> **Instructions for the task**: In the listing that follows, count each line where the word "CORRELATION" appears; write nothing but the count.

Records about charts and figures:
★ ★ ★ ★

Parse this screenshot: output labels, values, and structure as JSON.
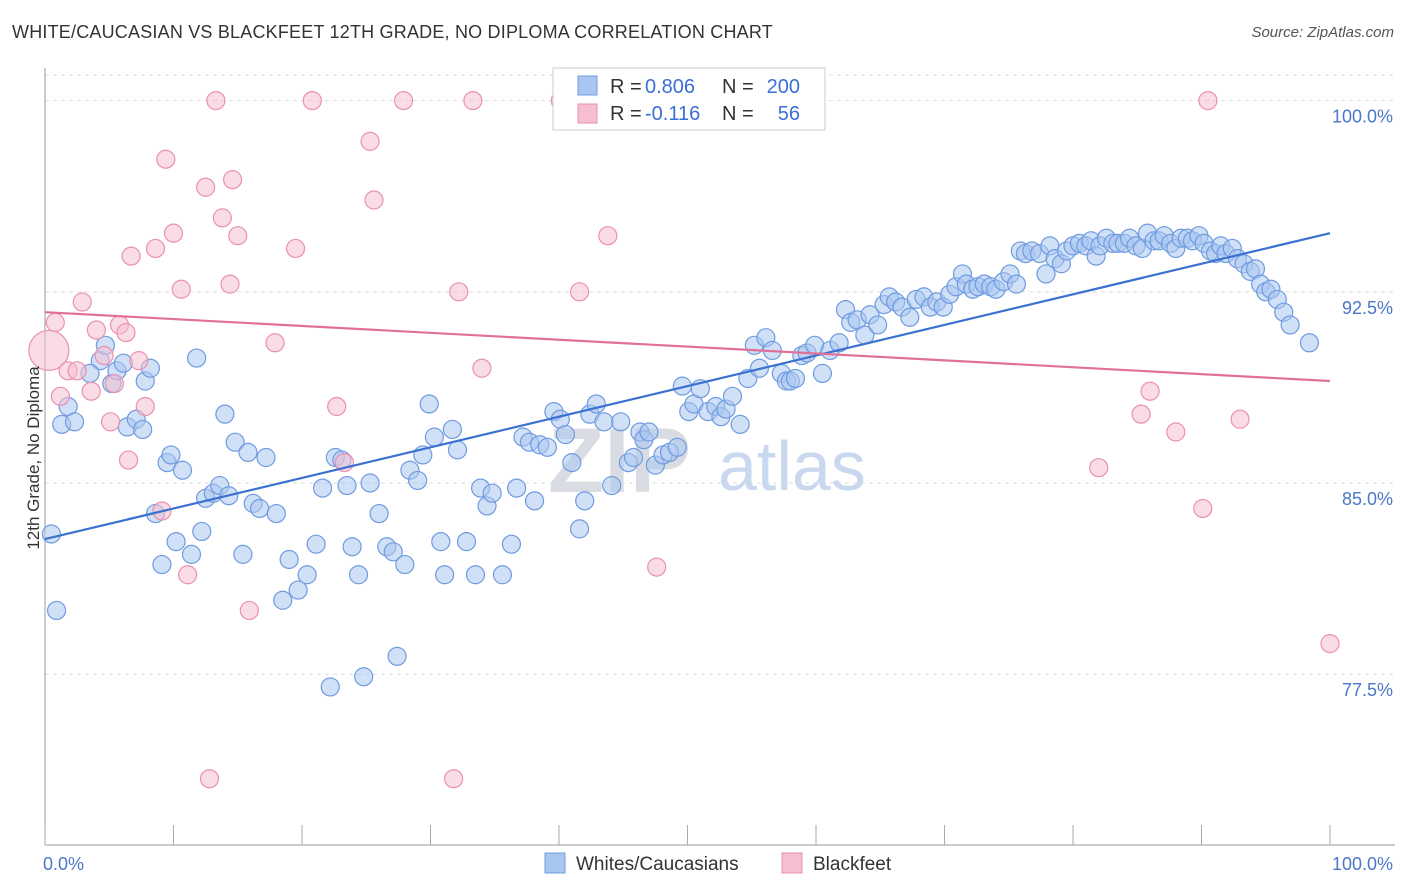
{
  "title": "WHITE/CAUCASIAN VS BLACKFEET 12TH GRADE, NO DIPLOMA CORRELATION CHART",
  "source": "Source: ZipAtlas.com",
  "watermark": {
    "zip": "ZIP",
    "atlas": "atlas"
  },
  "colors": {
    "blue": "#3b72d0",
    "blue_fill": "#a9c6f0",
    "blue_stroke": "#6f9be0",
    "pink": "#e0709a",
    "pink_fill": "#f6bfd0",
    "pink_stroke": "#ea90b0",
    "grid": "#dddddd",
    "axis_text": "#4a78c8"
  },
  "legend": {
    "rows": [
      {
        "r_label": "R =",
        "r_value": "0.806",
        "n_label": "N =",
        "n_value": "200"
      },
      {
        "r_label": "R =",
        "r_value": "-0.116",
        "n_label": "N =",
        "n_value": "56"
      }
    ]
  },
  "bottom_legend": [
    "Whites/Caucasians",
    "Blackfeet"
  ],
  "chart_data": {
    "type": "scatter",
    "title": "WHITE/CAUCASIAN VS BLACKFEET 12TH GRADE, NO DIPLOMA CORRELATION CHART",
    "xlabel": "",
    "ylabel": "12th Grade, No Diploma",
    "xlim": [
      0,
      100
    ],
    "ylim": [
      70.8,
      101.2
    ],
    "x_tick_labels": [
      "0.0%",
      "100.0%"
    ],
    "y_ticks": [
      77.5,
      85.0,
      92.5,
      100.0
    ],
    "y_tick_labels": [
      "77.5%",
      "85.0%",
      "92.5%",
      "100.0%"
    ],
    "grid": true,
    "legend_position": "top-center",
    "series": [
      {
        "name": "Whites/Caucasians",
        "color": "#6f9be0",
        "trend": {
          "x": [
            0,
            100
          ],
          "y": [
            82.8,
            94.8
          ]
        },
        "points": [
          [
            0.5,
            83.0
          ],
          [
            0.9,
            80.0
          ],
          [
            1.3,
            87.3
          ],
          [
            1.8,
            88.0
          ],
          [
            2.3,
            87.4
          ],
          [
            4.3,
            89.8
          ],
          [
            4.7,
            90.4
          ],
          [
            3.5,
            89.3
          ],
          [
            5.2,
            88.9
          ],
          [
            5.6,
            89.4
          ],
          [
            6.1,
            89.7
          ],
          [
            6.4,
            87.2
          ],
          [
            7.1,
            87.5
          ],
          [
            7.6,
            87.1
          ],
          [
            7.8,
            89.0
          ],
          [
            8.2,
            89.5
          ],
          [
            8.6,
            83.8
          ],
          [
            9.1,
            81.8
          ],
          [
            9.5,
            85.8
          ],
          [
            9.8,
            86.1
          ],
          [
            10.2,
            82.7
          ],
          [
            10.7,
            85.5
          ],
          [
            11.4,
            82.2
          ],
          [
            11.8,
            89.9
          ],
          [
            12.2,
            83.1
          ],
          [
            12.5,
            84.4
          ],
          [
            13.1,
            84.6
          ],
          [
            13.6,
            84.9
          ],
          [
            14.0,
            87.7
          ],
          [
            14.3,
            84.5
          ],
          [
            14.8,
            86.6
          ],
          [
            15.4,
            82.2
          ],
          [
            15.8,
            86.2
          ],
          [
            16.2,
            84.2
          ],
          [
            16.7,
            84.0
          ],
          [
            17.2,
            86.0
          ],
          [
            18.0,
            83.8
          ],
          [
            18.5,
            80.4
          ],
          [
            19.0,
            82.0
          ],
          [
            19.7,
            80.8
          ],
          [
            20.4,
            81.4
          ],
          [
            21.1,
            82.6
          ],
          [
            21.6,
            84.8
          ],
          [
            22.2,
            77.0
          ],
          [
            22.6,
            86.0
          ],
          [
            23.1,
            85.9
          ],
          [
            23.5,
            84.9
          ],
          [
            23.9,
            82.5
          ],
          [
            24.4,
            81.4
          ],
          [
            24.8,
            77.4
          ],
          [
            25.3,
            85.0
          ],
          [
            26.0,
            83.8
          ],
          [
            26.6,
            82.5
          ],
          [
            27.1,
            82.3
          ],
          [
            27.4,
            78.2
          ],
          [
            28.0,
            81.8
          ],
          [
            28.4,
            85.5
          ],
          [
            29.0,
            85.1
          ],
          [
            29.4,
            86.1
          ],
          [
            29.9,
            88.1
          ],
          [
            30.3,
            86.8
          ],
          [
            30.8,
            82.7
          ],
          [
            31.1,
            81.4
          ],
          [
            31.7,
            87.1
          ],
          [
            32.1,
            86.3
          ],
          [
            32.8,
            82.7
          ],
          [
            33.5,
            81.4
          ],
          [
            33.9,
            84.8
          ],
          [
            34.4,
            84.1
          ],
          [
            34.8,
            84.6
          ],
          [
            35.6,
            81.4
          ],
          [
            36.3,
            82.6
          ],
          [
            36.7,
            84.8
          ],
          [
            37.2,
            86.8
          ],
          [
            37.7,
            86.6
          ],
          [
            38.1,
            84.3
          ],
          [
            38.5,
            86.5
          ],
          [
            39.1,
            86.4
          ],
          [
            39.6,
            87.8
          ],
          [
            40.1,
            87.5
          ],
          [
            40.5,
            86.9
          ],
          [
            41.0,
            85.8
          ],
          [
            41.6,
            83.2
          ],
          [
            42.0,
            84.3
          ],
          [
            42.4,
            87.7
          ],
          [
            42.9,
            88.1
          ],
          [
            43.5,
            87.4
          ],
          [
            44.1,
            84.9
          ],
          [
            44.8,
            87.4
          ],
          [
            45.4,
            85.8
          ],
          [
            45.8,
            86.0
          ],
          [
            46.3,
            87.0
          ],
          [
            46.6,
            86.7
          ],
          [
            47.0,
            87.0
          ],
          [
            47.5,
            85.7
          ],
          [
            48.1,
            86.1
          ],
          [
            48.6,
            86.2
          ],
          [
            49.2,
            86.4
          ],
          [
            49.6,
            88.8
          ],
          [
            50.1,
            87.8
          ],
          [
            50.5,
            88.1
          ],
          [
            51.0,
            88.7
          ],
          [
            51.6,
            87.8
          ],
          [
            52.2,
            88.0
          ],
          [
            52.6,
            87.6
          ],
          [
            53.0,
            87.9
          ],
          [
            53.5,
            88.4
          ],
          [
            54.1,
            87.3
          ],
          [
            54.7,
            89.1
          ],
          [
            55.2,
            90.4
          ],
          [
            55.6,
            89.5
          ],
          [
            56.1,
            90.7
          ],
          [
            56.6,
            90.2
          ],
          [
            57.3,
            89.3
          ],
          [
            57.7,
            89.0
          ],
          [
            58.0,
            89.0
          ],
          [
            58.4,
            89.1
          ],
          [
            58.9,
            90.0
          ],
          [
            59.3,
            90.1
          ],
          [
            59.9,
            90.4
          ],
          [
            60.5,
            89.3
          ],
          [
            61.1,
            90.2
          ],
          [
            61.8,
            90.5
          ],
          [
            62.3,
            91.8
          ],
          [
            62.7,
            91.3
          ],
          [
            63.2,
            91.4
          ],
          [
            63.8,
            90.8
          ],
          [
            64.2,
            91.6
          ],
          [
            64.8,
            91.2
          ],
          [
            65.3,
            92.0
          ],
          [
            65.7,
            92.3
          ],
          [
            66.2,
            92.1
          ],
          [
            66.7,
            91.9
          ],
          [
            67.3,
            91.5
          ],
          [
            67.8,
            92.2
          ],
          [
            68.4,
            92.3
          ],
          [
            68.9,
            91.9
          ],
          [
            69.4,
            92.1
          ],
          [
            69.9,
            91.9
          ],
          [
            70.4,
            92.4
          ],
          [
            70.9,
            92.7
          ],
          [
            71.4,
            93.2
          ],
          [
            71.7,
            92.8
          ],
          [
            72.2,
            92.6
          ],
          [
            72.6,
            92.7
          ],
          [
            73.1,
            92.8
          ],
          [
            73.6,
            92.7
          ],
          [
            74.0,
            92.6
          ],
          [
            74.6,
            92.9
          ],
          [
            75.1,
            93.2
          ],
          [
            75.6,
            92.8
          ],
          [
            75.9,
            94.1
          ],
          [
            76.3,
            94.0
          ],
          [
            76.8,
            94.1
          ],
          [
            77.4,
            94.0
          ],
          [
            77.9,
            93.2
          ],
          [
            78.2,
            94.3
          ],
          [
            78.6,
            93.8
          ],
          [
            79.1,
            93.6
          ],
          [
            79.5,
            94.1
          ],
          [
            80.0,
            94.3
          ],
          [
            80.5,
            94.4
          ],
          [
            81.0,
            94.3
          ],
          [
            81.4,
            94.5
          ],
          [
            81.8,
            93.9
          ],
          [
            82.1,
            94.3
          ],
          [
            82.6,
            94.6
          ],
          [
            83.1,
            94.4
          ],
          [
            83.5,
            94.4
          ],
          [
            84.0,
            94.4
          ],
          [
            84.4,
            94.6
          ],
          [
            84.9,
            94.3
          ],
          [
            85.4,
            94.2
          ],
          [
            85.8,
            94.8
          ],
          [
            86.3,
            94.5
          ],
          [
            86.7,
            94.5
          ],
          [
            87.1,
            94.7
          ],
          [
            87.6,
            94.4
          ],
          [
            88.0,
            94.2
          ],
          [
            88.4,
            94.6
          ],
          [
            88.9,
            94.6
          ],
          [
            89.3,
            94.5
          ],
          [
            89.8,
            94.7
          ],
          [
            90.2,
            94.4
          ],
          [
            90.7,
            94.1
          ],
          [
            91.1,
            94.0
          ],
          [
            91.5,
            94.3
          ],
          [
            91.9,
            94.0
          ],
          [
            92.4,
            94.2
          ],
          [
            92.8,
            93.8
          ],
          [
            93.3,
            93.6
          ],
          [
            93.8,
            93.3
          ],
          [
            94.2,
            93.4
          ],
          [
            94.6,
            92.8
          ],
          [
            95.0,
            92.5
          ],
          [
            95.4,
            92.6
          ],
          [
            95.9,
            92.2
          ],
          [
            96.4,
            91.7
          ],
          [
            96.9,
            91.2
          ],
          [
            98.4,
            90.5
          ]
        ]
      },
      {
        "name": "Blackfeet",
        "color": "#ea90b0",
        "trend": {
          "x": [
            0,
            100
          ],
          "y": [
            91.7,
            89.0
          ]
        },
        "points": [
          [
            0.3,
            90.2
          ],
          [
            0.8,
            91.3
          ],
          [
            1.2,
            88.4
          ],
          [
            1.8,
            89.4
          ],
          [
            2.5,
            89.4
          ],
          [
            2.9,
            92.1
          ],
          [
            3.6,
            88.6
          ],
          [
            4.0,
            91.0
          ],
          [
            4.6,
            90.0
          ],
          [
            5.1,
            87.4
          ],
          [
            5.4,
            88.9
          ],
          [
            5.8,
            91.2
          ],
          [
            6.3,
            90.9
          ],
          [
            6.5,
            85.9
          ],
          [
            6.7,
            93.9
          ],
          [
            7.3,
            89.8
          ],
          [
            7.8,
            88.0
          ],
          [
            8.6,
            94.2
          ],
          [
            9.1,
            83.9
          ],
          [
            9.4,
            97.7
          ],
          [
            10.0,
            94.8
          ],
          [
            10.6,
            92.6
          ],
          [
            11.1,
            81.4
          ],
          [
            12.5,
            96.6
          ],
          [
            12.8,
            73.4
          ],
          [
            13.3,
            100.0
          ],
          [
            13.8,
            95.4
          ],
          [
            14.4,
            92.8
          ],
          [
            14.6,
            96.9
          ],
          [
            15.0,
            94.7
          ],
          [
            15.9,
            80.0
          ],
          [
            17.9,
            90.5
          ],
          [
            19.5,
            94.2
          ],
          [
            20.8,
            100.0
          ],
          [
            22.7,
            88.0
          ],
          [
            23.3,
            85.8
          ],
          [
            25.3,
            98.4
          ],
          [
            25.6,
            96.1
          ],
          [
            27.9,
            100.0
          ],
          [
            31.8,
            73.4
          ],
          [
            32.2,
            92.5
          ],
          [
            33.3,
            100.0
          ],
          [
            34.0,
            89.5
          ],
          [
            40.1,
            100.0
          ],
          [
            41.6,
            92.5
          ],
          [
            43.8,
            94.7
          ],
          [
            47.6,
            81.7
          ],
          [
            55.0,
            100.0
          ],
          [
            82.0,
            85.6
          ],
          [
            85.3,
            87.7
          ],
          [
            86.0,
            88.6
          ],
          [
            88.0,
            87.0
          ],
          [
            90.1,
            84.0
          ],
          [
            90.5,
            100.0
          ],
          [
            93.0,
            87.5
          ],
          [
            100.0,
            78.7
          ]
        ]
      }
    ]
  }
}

★ ★ ★ ★

> **Solution to this exercise**: 2